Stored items
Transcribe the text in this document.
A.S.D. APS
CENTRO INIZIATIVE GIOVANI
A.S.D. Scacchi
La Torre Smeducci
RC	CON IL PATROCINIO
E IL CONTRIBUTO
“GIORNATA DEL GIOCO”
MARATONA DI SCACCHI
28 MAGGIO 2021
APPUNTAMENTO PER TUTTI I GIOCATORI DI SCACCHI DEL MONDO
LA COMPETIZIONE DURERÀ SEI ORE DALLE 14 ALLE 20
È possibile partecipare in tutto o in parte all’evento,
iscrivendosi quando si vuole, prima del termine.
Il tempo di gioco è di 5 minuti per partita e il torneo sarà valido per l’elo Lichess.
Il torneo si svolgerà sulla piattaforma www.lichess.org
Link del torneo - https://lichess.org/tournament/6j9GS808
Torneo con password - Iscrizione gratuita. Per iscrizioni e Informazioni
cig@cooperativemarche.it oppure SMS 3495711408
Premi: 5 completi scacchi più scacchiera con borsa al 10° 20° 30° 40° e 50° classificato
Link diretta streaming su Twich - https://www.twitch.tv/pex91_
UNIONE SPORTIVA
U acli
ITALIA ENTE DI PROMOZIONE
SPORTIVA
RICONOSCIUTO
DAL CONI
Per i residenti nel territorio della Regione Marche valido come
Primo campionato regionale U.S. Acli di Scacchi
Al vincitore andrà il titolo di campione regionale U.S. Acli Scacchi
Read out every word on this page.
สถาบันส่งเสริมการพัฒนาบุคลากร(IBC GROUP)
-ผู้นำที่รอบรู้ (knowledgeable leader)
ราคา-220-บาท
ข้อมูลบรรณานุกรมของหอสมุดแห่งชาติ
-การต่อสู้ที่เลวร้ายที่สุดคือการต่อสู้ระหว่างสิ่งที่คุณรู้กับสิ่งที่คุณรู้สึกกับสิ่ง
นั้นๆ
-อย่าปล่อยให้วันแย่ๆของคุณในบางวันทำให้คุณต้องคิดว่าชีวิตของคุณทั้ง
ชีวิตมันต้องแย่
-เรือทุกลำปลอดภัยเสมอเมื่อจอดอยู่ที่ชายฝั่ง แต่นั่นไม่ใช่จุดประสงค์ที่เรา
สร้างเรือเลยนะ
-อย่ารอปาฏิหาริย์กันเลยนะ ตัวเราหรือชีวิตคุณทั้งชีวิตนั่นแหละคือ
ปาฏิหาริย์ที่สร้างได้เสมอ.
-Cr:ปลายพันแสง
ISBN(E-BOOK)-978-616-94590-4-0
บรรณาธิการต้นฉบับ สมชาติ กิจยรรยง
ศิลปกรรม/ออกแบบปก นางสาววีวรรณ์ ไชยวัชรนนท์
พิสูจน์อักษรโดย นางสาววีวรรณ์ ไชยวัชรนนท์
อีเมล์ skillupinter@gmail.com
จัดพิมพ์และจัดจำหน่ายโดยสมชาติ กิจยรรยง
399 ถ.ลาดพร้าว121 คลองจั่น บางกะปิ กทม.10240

* * *

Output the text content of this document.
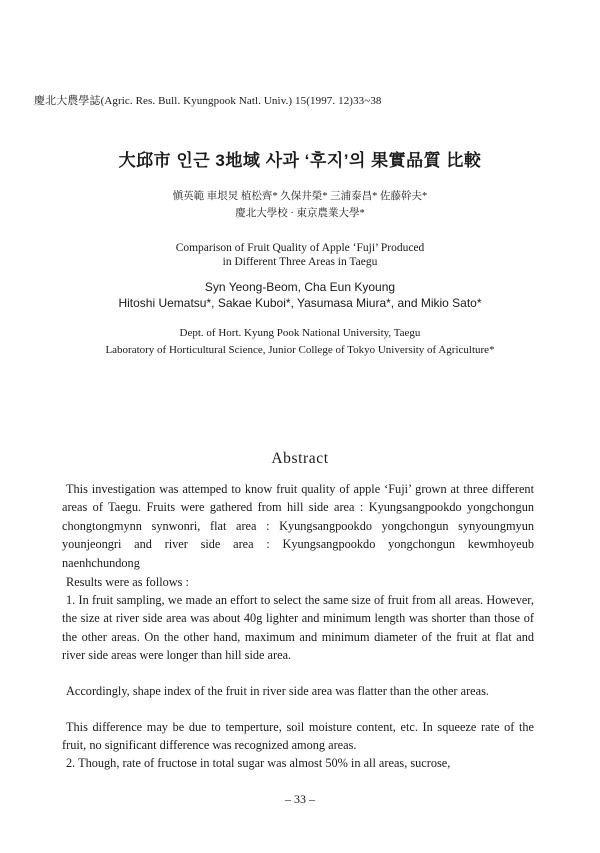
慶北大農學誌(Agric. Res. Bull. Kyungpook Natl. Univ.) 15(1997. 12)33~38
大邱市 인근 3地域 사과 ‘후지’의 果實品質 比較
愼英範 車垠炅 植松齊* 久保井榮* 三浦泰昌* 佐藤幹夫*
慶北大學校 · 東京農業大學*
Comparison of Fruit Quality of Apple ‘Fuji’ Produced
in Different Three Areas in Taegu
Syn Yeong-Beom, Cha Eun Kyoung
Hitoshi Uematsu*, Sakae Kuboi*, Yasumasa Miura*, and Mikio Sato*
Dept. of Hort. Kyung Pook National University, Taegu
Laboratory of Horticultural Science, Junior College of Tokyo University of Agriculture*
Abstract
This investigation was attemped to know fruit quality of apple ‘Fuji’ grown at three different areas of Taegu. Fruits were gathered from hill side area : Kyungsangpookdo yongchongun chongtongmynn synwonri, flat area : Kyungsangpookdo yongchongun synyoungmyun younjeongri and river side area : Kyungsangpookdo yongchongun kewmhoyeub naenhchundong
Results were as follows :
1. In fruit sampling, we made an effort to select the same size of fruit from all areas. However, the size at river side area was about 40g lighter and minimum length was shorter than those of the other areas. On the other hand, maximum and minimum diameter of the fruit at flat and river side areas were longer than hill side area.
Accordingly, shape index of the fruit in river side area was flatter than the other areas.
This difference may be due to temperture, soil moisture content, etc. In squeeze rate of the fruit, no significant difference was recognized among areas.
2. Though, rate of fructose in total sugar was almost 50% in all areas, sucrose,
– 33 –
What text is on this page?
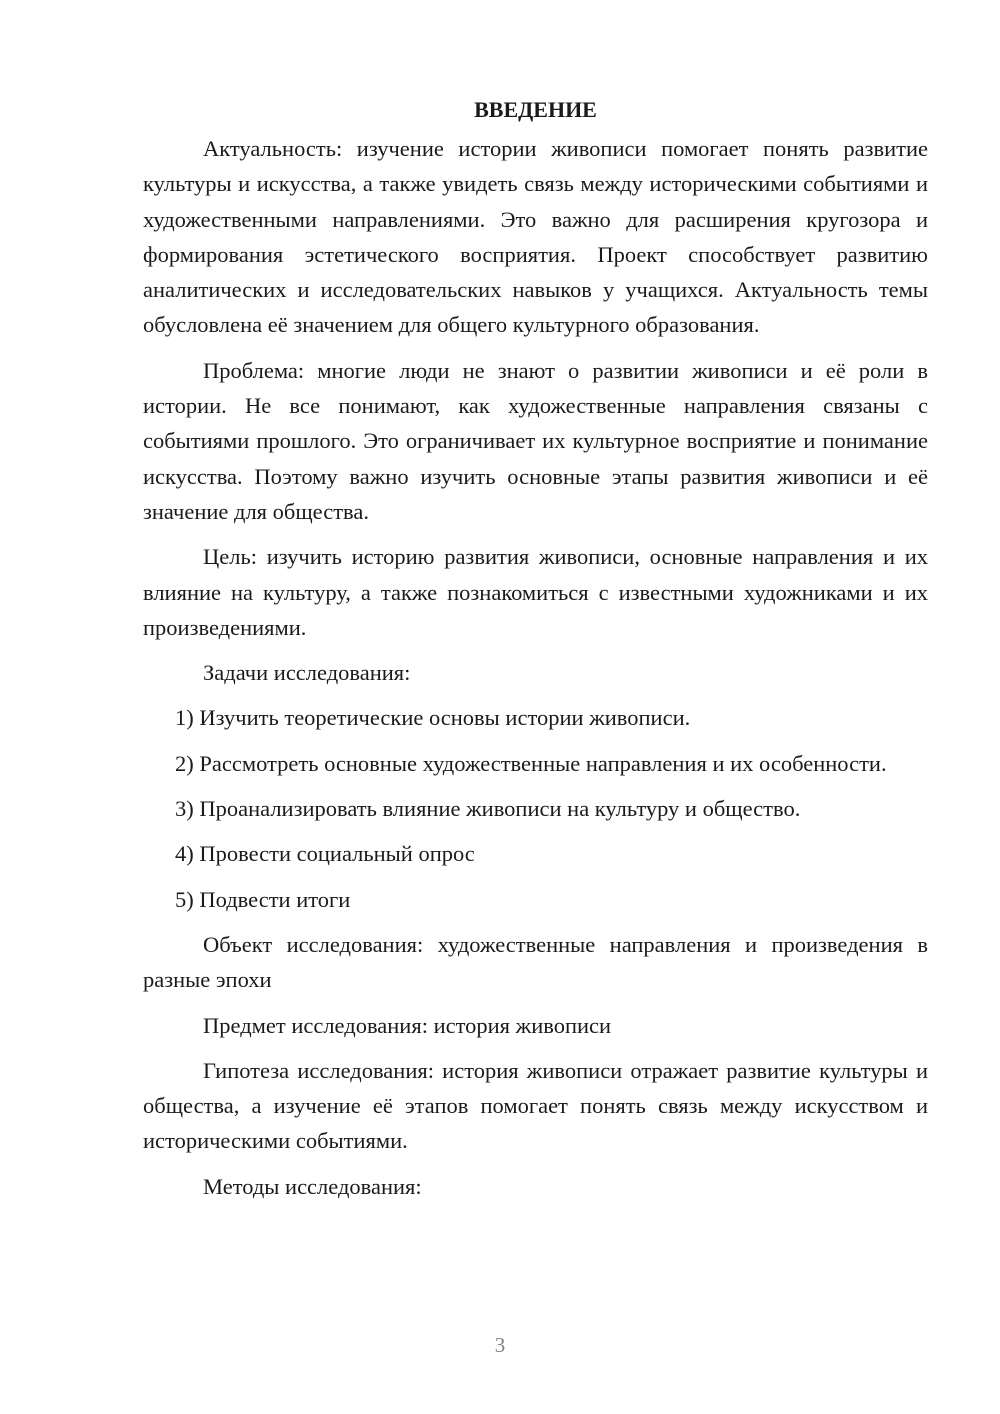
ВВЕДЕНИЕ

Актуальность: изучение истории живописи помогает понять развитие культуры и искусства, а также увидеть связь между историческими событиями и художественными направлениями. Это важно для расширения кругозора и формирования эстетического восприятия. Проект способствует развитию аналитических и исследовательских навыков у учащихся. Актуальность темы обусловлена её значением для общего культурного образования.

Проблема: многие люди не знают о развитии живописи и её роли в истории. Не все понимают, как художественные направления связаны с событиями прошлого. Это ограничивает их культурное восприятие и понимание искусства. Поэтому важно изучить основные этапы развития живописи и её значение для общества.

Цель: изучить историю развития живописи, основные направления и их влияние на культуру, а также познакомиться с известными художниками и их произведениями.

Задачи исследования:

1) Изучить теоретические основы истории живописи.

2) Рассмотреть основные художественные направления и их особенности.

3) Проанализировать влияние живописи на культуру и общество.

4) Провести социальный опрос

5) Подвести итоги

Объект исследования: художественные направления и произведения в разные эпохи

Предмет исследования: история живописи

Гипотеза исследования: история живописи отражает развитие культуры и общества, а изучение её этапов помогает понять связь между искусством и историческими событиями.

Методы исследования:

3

...

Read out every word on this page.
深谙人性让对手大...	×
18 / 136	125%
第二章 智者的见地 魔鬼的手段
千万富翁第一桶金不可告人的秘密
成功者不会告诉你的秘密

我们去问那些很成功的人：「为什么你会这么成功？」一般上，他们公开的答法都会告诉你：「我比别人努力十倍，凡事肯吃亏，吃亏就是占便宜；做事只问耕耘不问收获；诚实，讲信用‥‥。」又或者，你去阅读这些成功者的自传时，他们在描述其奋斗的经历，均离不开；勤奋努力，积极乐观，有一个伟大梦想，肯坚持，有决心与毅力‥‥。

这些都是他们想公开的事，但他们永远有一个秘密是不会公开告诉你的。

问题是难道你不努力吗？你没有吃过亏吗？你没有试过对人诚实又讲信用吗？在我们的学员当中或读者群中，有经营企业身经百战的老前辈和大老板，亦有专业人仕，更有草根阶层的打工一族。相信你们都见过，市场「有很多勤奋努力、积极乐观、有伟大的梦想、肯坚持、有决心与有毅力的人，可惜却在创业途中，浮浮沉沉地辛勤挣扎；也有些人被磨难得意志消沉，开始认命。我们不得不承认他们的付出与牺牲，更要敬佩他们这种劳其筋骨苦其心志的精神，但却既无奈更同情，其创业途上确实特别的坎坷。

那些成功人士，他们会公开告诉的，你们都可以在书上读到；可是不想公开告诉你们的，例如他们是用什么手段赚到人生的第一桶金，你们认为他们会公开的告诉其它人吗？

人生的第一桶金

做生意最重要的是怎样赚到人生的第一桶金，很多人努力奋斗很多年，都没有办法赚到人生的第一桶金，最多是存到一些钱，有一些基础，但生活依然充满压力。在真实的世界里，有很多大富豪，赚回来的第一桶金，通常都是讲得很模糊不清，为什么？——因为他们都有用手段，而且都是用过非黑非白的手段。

§ **Directions**: Above are the records. Copy every line in them holding "культуру".

§ **Answer for the task**:
Цель: изучить историю развития живописи, основные направления и их влияние на культуру, а также познакомиться с известными художниками и их произведениями.
3) Проанализировать влияние живописи на культуру и общество.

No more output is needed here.